▸ **EXERCISE GOAL**
Reproduce the records below in full and word for word, excluding pictures.

[Raw records]
= = = = = = =

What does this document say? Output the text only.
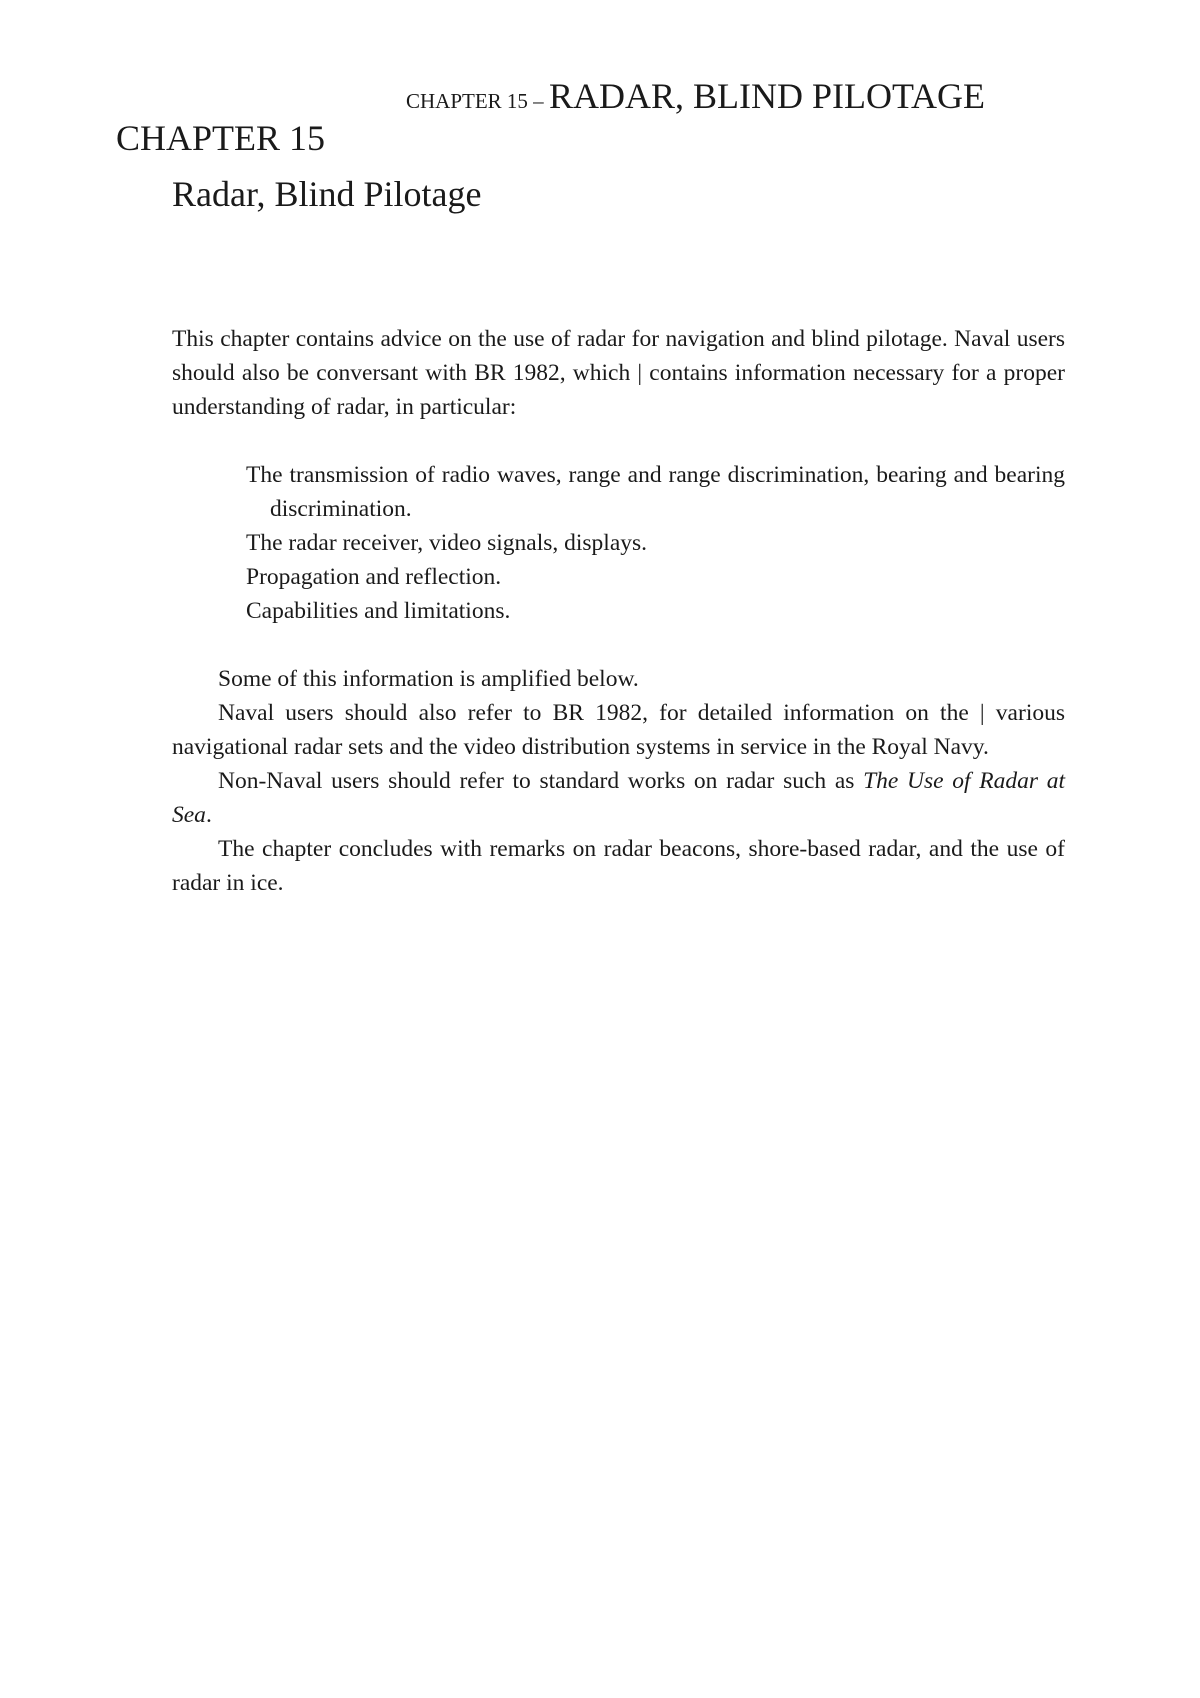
CHAPTER 15 – RADAR, BLIND PILOTAGE
CHAPTER 15
Radar, Blind Pilotage

This chapter contains advice on the use of radar for navigation and blind pilotage. Naval users should also be conversant with BR 1982, which | contains information necessary for a proper understanding of radar, in particular:

The transmission of radio waves, range and range discrimination, bearing and bearing discrimination.
The radar receiver, video signals, displays.
Propagation and reflection.
Capabilities and limitations.

Some of this information is amplified below.

Naval users should also refer to BR 1982, for detailed information on the | various navigational radar sets and the video distribution systems in service in the Royal Navy.

Non-Naval users should refer to standard works on radar such as The Use of Radar at Sea.

The chapter concludes with remarks on radar beacons, shore-based radar, and the use of radar in ice.
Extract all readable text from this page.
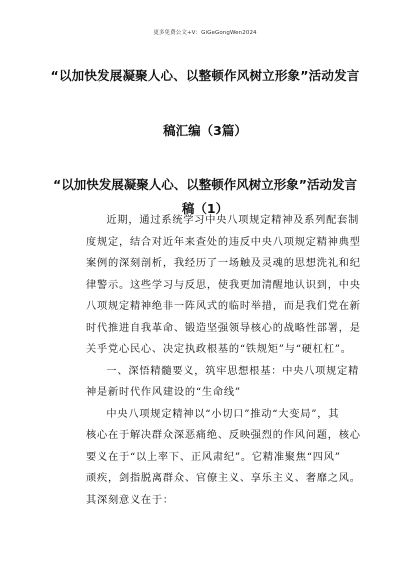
更多免费公文+V：GiGeGongWen2024
“以加快发展凝聚人心、以整顿作风树立形象”活动发言
稿汇编（3篇）
“以加快发展凝聚人心、以整顿作风树立形象”活动发言
稿（1）

近期，通过系统学习中央八项规定精神及系列配套制
度规定，结合对近年来查处的违反中央八项规定精神典型
案例的深刻剖析，我经历了一场触及灵魂的思想洗礼和纪
律警示。这些学习与反思，使我更加清醒地认识到，中央
八项规定精神绝非一阵风式的临时举措，而是我们党在新
时代推进自我革命、锻造坚强领导核心的战略性部署，是
关乎党心民心、决定执政根基的“铁规矩”与“硬杠杠”。

一、深悟精髓要义，筑牢思想根基：中央八项规定精
神是新时代作风建设的“生命线”

中央八项规定精神以“小切口”推动“大变局”，其
核心在于解决群众深恶痛绝、反映强烈的作风问题，核心
要义在于“以上率下、正风肃纪”。它精准聚焦“四风”
顽疾，剑指脱离群众、官僚主义、享乐主义、奢靡之风。
其深刻意义在于：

= = = = = = =

▸ **ANSWER FOR THE TASK**
What does this document say? Output the text only.
CHAPTER 15 – RADAR, BLIND PILOTAGE
CHAPTER 15
Radar, Blind Pilotage

This chapter contains advice on the use of radar for navigation and blind pilotage. Naval users should also be conversant with BR 1982, which | contains information necessary for a proper understanding of radar, in particular:

The transmission of radio waves, range and range discrimination, bearing and bearing discrimination.
The radar receiver, video signals, displays.
Propagation and reflection.
Capabilities and limitations.

Some of this information is amplified below.

Naval users should also refer to BR 1982, for detailed information on the | various navigational radar sets and the video distribution systems in service in the Royal Navy.

Non-Naval users should refer to standard works on radar such as The Use of Radar at Sea.

The chapter concludes with remarks on radar beacons, shore-based radar, and the use of radar in ice.
Extract all readable text from this page.
更多免费公文+V：GiGeGongWen2024
“以加快发展凝聚人心、以整顿作风树立形象”活动发言
稿汇编（3篇）
“以加快发展凝聚人心、以整顿作风树立形象”活动发言
稿（1）

近期，通过系统学习中央八项规定精神及系列配套制
度规定，结合对近年来查处的违反中央八项规定精神典型
案例的深刻剖析，我经历了一场触及灵魂的思想洗礼和纪
律警示。这些学习与反思，使我更加清醒地认识到，中央
八项规定精神绝非一阵风式的临时举措，而是我们党在新
时代推进自我革命、锻造坚强领导核心的战略性部署，是
关乎党心民心、决定执政根基的“铁规矩”与“硬杠杠”。

一、深悟精髓要义，筑牢思想根基：中央八项规定精
神是新时代作风建设的“生命线”

中央八项规定精神以“小切口”推动“大变局”，其
核心在于解决群众深恶痛绝、反映强烈的作风问题，核心
要义在于“以上率下、正风肃纪”。它精准聚焦“四风”
顽疾，剑指脱离群众、官僚主义、享乐主义、奢靡之风。
其深刻意义在于：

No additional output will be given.